Gather every line of the records below that contains the string "scan", and copy each one in full.

[START OF DATA ROWS]

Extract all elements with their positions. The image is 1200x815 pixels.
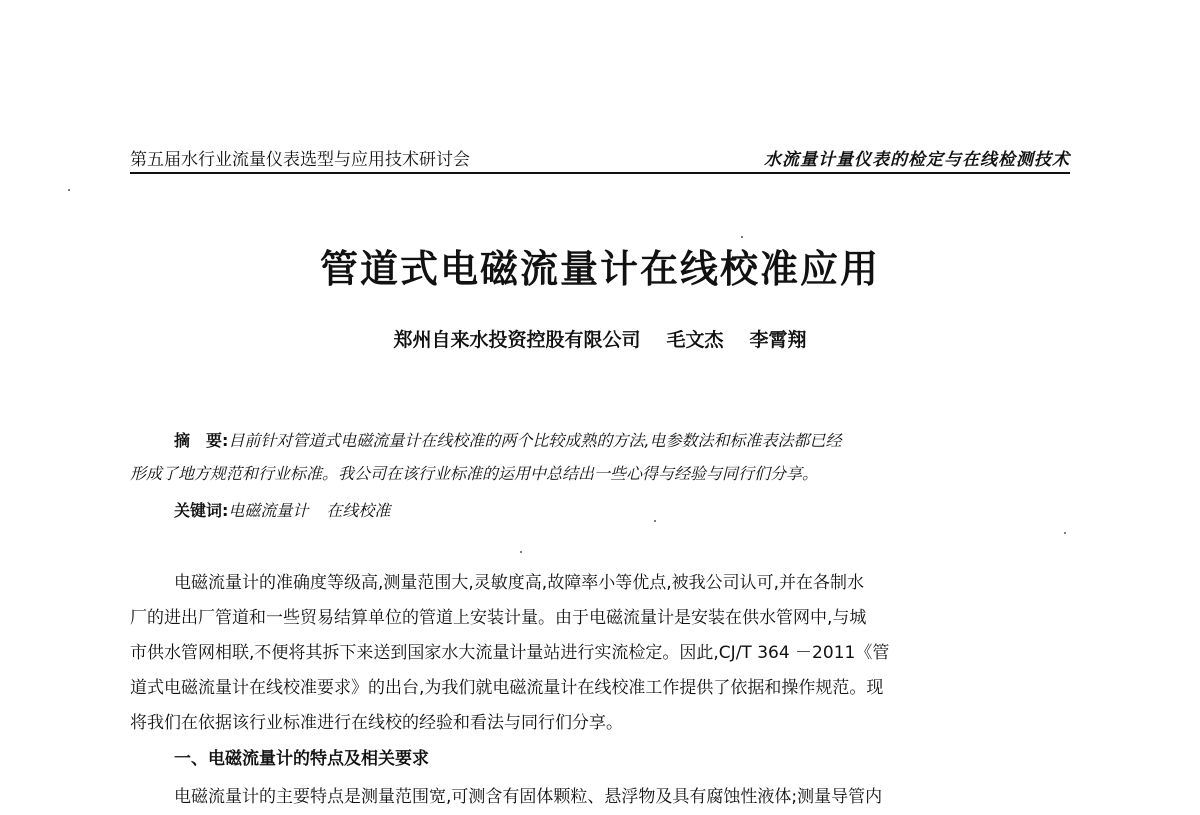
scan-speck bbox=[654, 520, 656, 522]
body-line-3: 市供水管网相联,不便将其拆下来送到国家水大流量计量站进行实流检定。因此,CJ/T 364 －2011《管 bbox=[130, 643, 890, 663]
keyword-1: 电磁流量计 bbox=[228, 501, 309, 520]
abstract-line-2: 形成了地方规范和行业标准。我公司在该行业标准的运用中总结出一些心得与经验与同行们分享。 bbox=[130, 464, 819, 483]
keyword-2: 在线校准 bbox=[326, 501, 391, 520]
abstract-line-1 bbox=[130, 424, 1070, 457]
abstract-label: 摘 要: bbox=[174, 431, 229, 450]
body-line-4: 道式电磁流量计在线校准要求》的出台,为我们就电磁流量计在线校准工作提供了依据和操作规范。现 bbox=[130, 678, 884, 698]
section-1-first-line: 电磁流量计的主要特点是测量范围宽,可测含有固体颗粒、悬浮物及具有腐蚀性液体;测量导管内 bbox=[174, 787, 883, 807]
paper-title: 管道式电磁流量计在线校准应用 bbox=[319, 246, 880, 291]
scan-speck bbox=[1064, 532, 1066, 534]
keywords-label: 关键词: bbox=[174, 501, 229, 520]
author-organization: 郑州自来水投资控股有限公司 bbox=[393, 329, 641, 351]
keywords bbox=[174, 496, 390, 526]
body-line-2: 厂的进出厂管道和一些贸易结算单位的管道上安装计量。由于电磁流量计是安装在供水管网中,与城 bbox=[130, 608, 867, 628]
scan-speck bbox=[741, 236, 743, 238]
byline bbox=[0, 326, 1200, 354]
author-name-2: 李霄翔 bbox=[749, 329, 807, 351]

[END OF DATA ROWS]

WRITTEN SOLUTION
scan-speck bbox=[654, 520, 656, 522]
scan-speck bbox=[1064, 532, 1066, 534]
scan-speck bbox=[741, 236, 743, 238]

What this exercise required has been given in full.